▶ Exercise instructions
Set down every record once more, exactly as given.

::: Source material :::

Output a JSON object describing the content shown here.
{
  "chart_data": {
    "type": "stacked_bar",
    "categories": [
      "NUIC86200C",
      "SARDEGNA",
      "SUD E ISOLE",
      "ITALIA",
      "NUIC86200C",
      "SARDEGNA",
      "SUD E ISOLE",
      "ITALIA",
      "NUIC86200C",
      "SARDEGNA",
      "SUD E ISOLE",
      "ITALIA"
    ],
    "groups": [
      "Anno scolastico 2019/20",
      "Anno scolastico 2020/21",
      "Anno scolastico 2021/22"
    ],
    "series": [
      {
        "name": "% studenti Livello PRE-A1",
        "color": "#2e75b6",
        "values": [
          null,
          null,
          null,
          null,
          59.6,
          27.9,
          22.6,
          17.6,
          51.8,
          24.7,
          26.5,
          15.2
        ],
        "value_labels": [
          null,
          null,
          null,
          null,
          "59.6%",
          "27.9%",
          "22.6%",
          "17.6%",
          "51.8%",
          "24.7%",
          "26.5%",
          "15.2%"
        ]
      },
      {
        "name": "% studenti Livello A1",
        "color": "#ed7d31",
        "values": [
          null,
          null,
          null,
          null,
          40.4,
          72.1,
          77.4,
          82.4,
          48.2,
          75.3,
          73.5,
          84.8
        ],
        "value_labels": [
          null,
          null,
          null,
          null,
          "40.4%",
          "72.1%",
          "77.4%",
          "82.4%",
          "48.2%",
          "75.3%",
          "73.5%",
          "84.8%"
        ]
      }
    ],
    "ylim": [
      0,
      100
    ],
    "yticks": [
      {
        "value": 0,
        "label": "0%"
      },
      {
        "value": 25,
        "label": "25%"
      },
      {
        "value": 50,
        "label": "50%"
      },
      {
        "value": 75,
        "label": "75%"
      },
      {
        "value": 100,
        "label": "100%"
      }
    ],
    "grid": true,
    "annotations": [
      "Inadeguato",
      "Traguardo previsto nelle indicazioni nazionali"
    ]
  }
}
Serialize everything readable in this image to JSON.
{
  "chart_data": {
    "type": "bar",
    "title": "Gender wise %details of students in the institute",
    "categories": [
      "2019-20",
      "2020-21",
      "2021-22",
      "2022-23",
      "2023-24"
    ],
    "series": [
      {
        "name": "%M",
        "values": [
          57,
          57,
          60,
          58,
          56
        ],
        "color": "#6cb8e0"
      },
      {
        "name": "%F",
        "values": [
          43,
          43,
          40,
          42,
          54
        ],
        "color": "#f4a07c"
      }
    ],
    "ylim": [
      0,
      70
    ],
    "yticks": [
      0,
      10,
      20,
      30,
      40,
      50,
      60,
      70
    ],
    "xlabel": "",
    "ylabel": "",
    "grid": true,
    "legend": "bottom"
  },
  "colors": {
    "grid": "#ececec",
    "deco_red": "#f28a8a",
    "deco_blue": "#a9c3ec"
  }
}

:::

▶ Exercise result
Output a JSON object describing the content shown here.
{
  "chart_data": {
    "type": "stacked_bar",
    "categories": [
      "NUIC86200C",
      "SARDEGNA",
      "SUD E ISOLE",
      "ITALIA",
      "NUIC86200C",
      "SARDEGNA",
      "SUD E ISOLE",
      "ITALIA",
      "NUIC86200C",
      "SARDEGNA",
      "SUD E ISOLE",
      "ITALIA"
    ],
    "groups": [
      "Anno scolastico 2019/20",
      "Anno scolastico 2020/21",
      "Anno scolastico 2021/22"
    ],
    "series": [
      {
        "name": "% studenti Livello PRE-A1",
        "color": "#2e75b6",
        "values": [
          null,
          null,
          null,
          null,
          59.6,
          27.9,
          22.6,
          17.6,
          51.8,
          24.7,
          26.5,
          15.2
        ],
        "value_labels": [
          null,
          null,
          null,
          null,
          "59.6%",
          "27.9%",
          "22.6%",
          "17.6%",
          "51.8%",
          "24.7%",
          "26.5%",
          "15.2%"
        ]
      },
      {
        "name": "% studenti Livello A1",
        "color": "#ed7d31",
        "values": [
          null,
          null,
          null,
          null,
          40.4,
          72.1,
          77.4,
          82.4,
          48.2,
          75.3,
          73.5,
          84.8
        ],
        "value_labels": [
          null,
          null,
          null,
          null,
          "40.4%",
          "72.1%",
          "77.4%",
          "82.4%",
          "48.2%",
          "75.3%",
          "73.5%",
          "84.8%"
        ]
      }
    ],
    "ylim": [
      0,
      100
    ],
    "yticks": [
      {
        "value": 0,
        "label": "0%"
      },
      {
        "value": 25,
        "label": "25%"
      },
      {
        "value": 50,
        "label": "50%"
      },
      {
        "value": 75,
        "label": "75%"
      },
      {
        "value": 100,
        "label": "100%"
      }
    ],
    "grid": true,
    "annotations": [
      "Inadeguato",
      "Traguardo previsto nelle indicazioni nazionali"
    ]
  }
}
Serialize everything readable in this image to JSON.
{
  "chart_data": {
    "type": "bar",
    "title": "Gender wise %details of students in the institute",
    "categories": [
      "2019-20",
      "2020-21",
      "2021-22",
      "2022-23",
      "2023-24"
    ],
    "series": [
      {
        "name": "%M",
        "values": [
          57,
          57,
          60,
          58,
          56
        ],
        "color": "#6cb8e0"
      },
      {
        "name": "%F",
        "values": [
          43,
          43,
          40,
          42,
          54
        ],
        "color": "#f4a07c"
      }
    ],
    "ylim": [
      0,
      70
    ],
    "yticks": [
      0,
      10,
      20,
      30,
      40,
      50,
      60,
      70
    ],
    "xlabel": "",
    "ylabel": "",
    "grid": true,
    "legend": "bottom"
  },
  "colors": {
    "grid": "#ececec",
    "deco_red": "#f28a8a",
    "deco_blue": "#a9c3ec"
  }
}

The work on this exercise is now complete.